Objective. Make an exact copy of the entries below.

Material supplied.

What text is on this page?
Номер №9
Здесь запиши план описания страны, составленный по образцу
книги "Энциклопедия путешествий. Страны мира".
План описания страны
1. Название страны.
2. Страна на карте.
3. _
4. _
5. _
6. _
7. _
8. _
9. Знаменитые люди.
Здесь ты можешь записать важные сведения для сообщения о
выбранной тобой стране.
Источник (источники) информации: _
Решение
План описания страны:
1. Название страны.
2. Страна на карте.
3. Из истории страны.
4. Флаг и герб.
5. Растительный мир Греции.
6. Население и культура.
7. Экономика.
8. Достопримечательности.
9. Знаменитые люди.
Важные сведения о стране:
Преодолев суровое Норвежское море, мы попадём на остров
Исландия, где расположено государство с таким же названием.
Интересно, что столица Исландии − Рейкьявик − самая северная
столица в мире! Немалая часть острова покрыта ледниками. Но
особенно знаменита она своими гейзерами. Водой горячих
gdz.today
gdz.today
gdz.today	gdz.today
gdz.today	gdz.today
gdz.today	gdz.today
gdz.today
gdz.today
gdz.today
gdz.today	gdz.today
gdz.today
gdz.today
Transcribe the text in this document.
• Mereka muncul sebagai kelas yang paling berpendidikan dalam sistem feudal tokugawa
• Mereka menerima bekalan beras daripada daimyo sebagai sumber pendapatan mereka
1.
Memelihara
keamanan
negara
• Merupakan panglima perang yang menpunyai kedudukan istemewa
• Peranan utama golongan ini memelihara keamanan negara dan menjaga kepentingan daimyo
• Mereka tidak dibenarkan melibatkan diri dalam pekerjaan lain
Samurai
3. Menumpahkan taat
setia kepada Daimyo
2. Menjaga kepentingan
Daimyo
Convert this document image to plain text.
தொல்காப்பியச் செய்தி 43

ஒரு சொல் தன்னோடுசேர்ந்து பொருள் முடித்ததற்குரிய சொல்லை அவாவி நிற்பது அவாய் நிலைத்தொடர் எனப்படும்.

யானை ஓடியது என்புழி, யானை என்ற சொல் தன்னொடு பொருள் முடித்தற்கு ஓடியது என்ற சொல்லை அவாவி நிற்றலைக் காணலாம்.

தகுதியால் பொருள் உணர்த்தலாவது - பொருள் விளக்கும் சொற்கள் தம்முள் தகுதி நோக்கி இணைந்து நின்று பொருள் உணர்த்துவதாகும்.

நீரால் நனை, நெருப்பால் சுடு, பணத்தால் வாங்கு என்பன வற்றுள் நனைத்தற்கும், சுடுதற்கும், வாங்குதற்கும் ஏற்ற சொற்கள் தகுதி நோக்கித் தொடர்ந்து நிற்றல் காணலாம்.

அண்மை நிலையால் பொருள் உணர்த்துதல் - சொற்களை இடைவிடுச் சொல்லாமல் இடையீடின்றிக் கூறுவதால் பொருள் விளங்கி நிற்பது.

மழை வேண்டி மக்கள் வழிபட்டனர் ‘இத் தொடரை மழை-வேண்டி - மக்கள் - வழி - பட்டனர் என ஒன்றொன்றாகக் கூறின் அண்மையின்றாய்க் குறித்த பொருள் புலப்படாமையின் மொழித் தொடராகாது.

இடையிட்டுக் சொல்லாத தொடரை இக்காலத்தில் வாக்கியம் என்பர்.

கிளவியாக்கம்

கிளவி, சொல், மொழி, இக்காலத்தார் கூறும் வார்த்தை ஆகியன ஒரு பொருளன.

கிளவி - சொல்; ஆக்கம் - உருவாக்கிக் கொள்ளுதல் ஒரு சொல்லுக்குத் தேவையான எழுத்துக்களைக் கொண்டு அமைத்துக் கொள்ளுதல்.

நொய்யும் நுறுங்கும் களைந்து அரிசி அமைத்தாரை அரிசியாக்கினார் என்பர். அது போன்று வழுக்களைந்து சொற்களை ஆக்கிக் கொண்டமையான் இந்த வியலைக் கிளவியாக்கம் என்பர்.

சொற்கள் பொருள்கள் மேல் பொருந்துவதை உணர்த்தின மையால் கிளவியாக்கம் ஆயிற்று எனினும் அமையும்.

Final result.
What text is on this page?
Номер №9
Здесь запиши план описания страны, составленный по образцу
книги "Энциклопедия путешествий. Страны мира".
План описания страны
1. Название страны.
2. Страна на карте.
3. _
4. _
5. _
6. _
7. _
8. _
9. Знаменитые люди.
Здесь ты можешь записать важные сведения для сообщения о
выбранной тобой стране.
Источник (источники) информации: _
Решение
План описания страны:
1. Название страны.
2. Страна на карте.
3. Из истории страны.
4. Флаг и герб.
5. Растительный мир Греции.
6. Население и культура.
7. Экономика.
8. Достопримечательности.
9. Знаменитые люди.
Важные сведения о стране:
Преодолев суровое Норвежское море, мы попадём на остров
Исландия, где расположено государство с таким же названием.
Интересно, что столица Исландии − Рейкьявик − самая северная
столица в мире! Немалая часть острова покрыта ледниками. Но
особенно знаменита она своими гейзерами. Водой горячих
gdz.today
gdz.today
gdz.today	gdz.today
gdz.today	gdz.today
gdz.today	gdz.today
gdz.today
gdz.today
gdz.today
gdz.today	gdz.today
gdz.today
gdz.today
Transcribe the text in this document.
• Mereka muncul sebagai kelas yang paling berpendidikan dalam sistem feudal tokugawa
• Mereka menerima bekalan beras daripada daimyo sebagai sumber pendapatan mereka
1.
Memelihara
keamanan
negara
• Merupakan panglima perang yang menpunyai kedudukan istemewa
• Peranan utama golongan ini memelihara keamanan negara dan menjaga kepentingan daimyo
• Mereka tidak dibenarkan melibatkan diri dalam pekerjaan lain
Samurai
3. Menumpahkan taat
setia kepada Daimyo
2. Menjaga kepentingan
Daimyo
Convert this document image to plain text.
தொல்காப்பியச் செய்தி 43

ஒரு சொல் தன்னோடுசேர்ந்து பொருள் முடித்ததற்குரிய சொல்லை அவாவி நிற்பது அவாய் நிலைத்தொடர் எனப்படும்.

யானை ஓடியது என்புழி, யானை என்ற சொல் தன்னொடு பொருள் முடித்தற்கு ஓடியது என்ற சொல்லை அவாவி நிற்றலைக் காணலாம்.

தகுதியால் பொருள் உணர்த்தலாவது - பொருள் விளக்கும் சொற்கள் தம்முள் தகுதி நோக்கி இணைந்து நின்று பொருள் உணர்த்துவதாகும்.

நீரால் நனை, நெருப்பால் சுடு, பணத்தால் வாங்கு என்பன வற்றுள் நனைத்தற்கும், சுடுதற்கும், வாங்குதற்கும் ஏற்ற சொற்கள் தகுதி நோக்கித் தொடர்ந்து நிற்றல் காணலாம்.

அண்மை நிலையால் பொருள் உணர்த்துதல் - சொற்களை இடைவிடுச் சொல்லாமல் இடையீடின்றிக் கூறுவதால் பொருள் விளங்கி நிற்பது.

மழை வேண்டி மக்கள் வழிபட்டனர் ‘இத் தொடரை மழை-வேண்டி - மக்கள் - வழி - பட்டனர் என ஒன்றொன்றாகக் கூறின் அண்மையின்றாய்க் குறித்த பொருள் புலப்படாமையின் மொழித் தொடராகாது.

இடையிட்டுக் சொல்லாத தொடரை இக்காலத்தில் வாக்கியம் என்பர்.

கிளவியாக்கம்

கிளவி, சொல், மொழி, இக்காலத்தார் கூறும் வார்த்தை ஆகியன ஒரு பொருளன.

கிளவி - சொல்; ஆக்கம் - உருவாக்கிக் கொள்ளுதல் ஒரு சொல்லுக்குத் தேவையான எழுத்துக்களைக் கொண்டு அமைத்துக் கொள்ளுதல்.

நொய்யும் நுறுங்கும் களைந்து அரிசி அமைத்தாரை அரிசியாக்கினார் என்பர். அது போன்று வழுக்களைந்து சொற்களை ஆக்கிக் கொண்டமையான் இந்த வியலைக் கிளவியாக்கம் என்பர்.

சொற்கள் பொருள்கள் மேல் பொருந்துவதை உணர்த்தின மையால் கிளவியாக்கம் ஆயிற்று எனினும் அமையும்.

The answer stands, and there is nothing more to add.